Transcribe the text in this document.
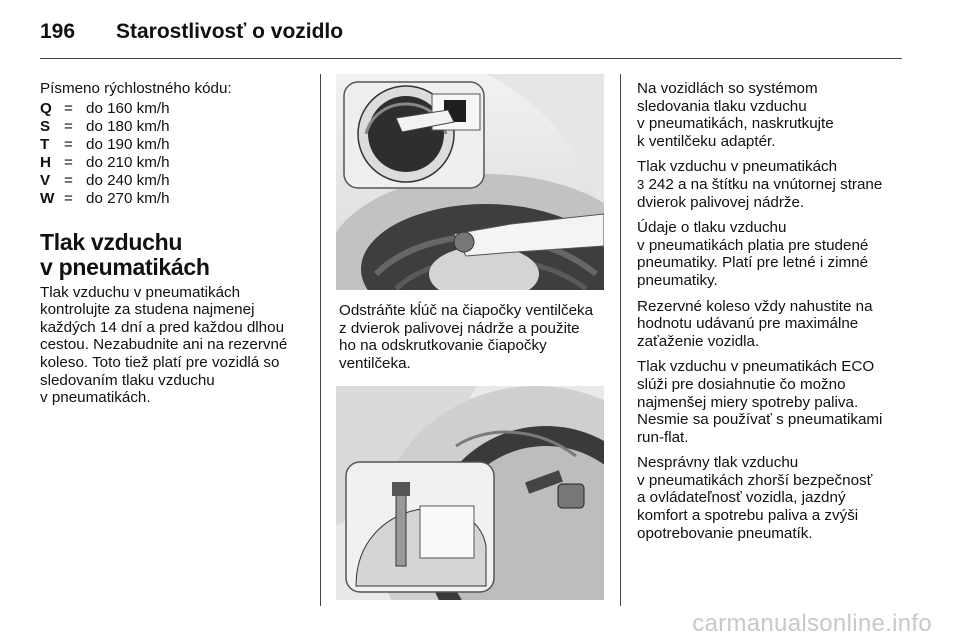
196 Starostlivosť o vozidlo
Písmeno rýchlostného kódu:
Q = do 160 km/h
S = do 180 km/h
T = do 190 km/h
H = do 210 km/h
V = do 240 km/h
W = do 270 km/h
Tlak vzduchu
v pneumatikách
Tlak vzduchu v pneumatikách
kontrolujte za studena najmenej
každých 14 dní a pred každou dlhou
cestou. Nezabudnite ani na rezervné
koleso. Toto tiež platí pre vozidlá so
sledovaním tlaku vzduchu
v pneumatikách.
Odstráňte kĺúč na čiapočky ventilčeka
z dvierok palivovej nádrže a použite
ho na odskrutkovanie čiapočky
ventilčeka.

Na vozidlách so systémom
sledovania tlaku vzduchu
v pneumatikách, naskrutkujte
k ventilčeku adaptér.

Tlak vzduchu v pneumatikách
3 242 a na štítku na vnútornej strane
dvierok palivovej nádrže.

Údaje o tlaku vzduchu
v pneumatikách platia pre studené
pneumatiky. Platí pre letné i zimné
pneumatiky.

Rezervné koleso vždy nahustite na
hodnotu udávanú pre maximálne
zaťaženie vozidla.

Tlak vzduchu v pneumatikách ECO
slúži pre dosiahnutie čo možno
najmenšej miery spotreby paliva.
Nesmie sa používať s pneumatikami
run-flat.

Nesprávny tlak vzduchu
v pneumatikách zhorší bezpečnosť
a ovládateľnosť vozidla, jazdný
komfort a spotrebu paliva a zvýši
opotrebovanie pneumatík.

carmanualsonline.info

- - - - - - -

THE REQUEST => Without the pictures, return the entries exactly as they appear.

THE RESPONSE =>
Transcribe the text in this document.
196 Starostlivosť o vozidlo
Písmeno rýchlostného kódu:
Q = do 160 km/h
S = do 180 km/h
T = do 190 km/h
H = do 210 km/h
V = do 240 km/h
W = do 270 km/h
Tlak vzduchu
v pneumatikách
Tlak vzduchu v pneumatikách
kontrolujte za studena najmenej
každých 14 dní a pred každou dlhou
cestou. Nezabudnite ani na rezervné
koleso. Toto tiež platí pre vozidlá so
sledovaním tlaku vzduchu
v pneumatikách.
Odstráňte kĺúč na čiapočky ventilčeka
z dvierok palivovej nádrže a použite
ho na odskrutkovanie čiapočky
ventilčeka.

Na vozidlách so systémom
sledovania tlaku vzduchu
v pneumatikách, naskrutkujte
k ventilčeku adaptér.

Tlak vzduchu v pneumatikách
3 242 a na štítku na vnútornej strane
dvierok palivovej nádrže.

Údaje o tlaku vzduchu
v pneumatikách platia pre studené
pneumatiky. Platí pre letné i zimné
pneumatiky.

Rezervné koleso vždy nahustite na
hodnotu udávanú pre maximálne
zaťaženie vozidla.

Tlak vzduchu v pneumatikách ECO
slúži pre dosiahnutie čo možno
najmenšej miery spotreby paliva.
Nesmie sa používať s pneumatikami
run-flat.

Nesprávny tlak vzduchu
v pneumatikách zhorší bezpečnosť
a ovládateľnosť vozidla, jazdný
komfort a spotrebu paliva a zvýši
opotrebovanie pneumatík.

carmanualsonline.info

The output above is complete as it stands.